▸ What to produce
Extract every line that contains the string "TradingView".
[begin Data]
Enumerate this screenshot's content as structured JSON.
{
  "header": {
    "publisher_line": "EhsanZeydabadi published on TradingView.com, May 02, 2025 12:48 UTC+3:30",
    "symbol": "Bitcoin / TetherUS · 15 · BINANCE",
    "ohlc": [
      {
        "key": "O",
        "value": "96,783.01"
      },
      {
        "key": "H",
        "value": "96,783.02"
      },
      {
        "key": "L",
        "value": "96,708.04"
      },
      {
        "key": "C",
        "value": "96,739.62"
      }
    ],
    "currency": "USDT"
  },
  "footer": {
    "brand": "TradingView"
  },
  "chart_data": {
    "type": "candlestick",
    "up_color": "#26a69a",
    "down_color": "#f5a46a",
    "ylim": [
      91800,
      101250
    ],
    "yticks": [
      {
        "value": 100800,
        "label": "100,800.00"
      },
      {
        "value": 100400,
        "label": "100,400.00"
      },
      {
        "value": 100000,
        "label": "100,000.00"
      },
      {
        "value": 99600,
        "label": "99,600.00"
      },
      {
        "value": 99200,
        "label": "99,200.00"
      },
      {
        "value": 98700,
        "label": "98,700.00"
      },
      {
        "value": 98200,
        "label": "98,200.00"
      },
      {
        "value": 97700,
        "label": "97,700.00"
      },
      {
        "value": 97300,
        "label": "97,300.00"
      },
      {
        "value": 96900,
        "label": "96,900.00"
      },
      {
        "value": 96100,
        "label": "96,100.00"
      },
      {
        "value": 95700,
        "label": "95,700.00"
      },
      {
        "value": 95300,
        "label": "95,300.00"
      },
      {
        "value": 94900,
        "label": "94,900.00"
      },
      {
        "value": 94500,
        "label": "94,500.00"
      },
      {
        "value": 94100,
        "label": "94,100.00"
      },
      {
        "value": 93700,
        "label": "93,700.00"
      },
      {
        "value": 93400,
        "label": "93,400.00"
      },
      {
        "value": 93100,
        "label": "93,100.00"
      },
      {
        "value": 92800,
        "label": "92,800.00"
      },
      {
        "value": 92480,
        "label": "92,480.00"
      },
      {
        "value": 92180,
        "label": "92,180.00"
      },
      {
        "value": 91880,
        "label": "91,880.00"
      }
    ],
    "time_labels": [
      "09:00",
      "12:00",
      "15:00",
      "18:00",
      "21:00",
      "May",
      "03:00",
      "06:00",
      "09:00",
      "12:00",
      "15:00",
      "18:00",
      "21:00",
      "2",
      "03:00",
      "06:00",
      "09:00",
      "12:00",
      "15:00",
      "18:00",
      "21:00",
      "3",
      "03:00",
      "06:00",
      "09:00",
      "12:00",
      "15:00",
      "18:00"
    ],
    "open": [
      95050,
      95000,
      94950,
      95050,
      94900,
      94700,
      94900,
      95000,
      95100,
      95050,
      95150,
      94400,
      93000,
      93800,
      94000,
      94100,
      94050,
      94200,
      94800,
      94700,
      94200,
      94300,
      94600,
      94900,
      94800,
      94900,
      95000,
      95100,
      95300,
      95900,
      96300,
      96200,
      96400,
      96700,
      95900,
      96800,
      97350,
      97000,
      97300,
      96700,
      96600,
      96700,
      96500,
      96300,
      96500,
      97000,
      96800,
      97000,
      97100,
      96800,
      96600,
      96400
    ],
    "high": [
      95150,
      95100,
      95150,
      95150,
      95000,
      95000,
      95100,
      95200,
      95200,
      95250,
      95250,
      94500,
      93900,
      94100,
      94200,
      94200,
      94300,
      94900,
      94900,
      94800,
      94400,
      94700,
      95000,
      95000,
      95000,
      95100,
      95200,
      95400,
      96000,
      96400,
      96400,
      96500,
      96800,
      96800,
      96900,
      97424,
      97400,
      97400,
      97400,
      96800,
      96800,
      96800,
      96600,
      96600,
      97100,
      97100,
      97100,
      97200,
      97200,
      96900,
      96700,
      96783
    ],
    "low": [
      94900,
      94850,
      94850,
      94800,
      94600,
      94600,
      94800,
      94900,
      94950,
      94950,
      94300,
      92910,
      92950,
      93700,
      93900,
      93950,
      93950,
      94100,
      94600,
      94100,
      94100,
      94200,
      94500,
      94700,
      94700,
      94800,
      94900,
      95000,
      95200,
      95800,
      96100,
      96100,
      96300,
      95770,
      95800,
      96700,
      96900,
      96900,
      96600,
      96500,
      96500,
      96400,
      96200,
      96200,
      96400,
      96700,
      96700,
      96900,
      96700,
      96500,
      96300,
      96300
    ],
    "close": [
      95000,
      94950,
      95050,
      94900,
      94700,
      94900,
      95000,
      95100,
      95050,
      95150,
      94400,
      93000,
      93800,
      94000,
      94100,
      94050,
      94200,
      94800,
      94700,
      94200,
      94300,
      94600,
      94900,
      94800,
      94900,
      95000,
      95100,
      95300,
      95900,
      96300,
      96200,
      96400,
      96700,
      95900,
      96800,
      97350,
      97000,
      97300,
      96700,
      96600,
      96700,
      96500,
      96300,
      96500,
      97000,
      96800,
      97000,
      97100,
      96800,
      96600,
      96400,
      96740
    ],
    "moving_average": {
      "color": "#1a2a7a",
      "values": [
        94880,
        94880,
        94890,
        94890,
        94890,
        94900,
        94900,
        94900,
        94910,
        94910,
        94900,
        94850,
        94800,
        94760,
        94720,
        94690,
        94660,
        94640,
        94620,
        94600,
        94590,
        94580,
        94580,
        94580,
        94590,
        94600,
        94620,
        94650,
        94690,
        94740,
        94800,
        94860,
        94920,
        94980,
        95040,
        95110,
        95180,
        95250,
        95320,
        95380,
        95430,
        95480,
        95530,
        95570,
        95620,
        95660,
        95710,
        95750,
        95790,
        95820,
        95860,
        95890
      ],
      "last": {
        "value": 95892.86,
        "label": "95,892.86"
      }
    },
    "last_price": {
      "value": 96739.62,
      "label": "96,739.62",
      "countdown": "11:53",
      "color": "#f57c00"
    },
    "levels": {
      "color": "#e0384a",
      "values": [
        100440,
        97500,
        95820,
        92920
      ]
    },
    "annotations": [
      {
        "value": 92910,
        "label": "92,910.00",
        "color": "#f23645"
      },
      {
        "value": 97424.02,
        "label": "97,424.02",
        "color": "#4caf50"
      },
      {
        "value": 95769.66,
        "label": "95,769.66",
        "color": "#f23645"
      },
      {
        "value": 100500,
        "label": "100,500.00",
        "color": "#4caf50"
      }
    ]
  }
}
[end Data]
▸ Task solution
    "publisher_line": "EhsanZeydabadi published on TradingView.com, May 02, 2025 12:48 UTC+3:30",
    "brand": "TradingView"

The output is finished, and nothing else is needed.